Pictures stay out of the copy; restate everything else in the material exactly.

= = = = =

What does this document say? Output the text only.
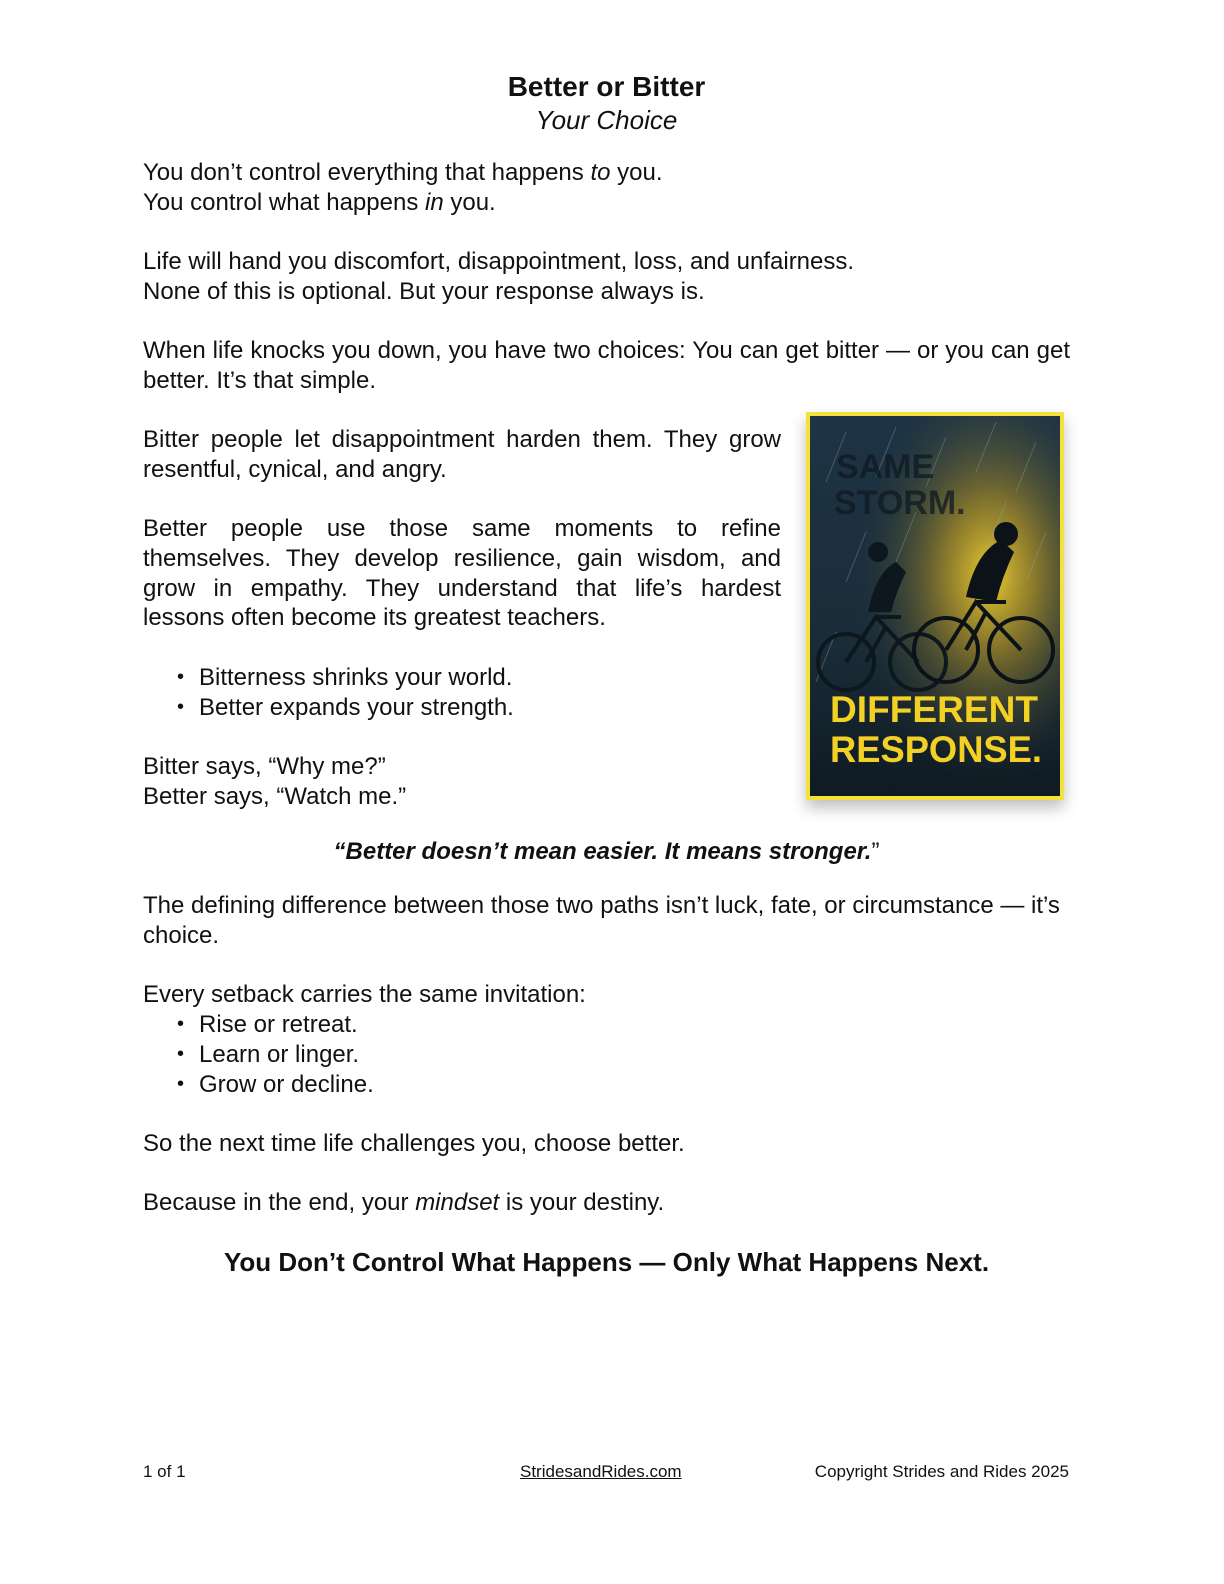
Better or Bitter
Your Choice

You don’t control everything that happens to you.

You control what happens in you.

Life will hand you discomfort, disappointment, loss, and unfairness.

None of this is optional. But your response always is.

When life knocks you down, you have two choices: You can get bitter — or you can get better. It’s that simple.

Bitter people let disappointment harden them. They grow resentful, cynical, and angry.

Better people use those same moments to refine themselves. They develop resilience, gain wisdom, and grow in empathy. They understand that life’s hardest lessons often become its greatest teachers.

• Bitterness shrinks your world.
• Better expands your strength.

Bitter says, “Why me?”

Better says, “Watch me.”

“Better doesn’t mean easier. It means stronger.”

The defining difference between those two paths isn’t luck, fate, or circumstance — it’s choice.

Every setback carries the same invitation:

• Rise or retreat.
• Learn or linger.
• Grow or decline.

So the next time life challenges you, choose better.

Because in the end, your mindset is your destiny.

You Don’t Control What Happens — Only What Happens Next.
SAME
STORM.
DIFFERENT
RESPONSE.
1 of 1	StridesandRides.com	Copyright Strides and Rides 2025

= = = = =

*Expected answer*
What does this document say? Output the text only.
Better or Bitter
Your Choice

You don’t control everything that happens to you.

You control what happens in you.

Life will hand you discomfort, disappointment, loss, and unfairness.

None of this is optional. But your response always is.

When life knocks you down, you have two choices: You can get bitter — or you can get better. It’s that simple.

Bitter people let disappointment harden them. They grow resentful, cynical, and angry.

Better people use those same moments to refine themselves. They develop resilience, gain wisdom, and grow in empathy. They understand that life’s hardest lessons often become its greatest teachers.

• Bitterness shrinks your world.
• Better expands your strength.

Bitter says, “Why me?”

Better says, “Watch me.”

“Better doesn’t mean easier. It means stronger.”

The defining difference between those two paths isn’t luck, fate, or circumstance — it’s choice.

Every setback carries the same invitation:

• Rise or retreat.
• Learn or linger.
• Grow or decline.

So the next time life challenges you, choose better.

Because in the end, your mindset is your destiny.

You Don’t Control What Happens — Only What Happens Next.
SAME
STORM.
DIFFERENT
RESPONSE.
1 of 1	StridesandRides.com	Copyright Strides and Rides 2025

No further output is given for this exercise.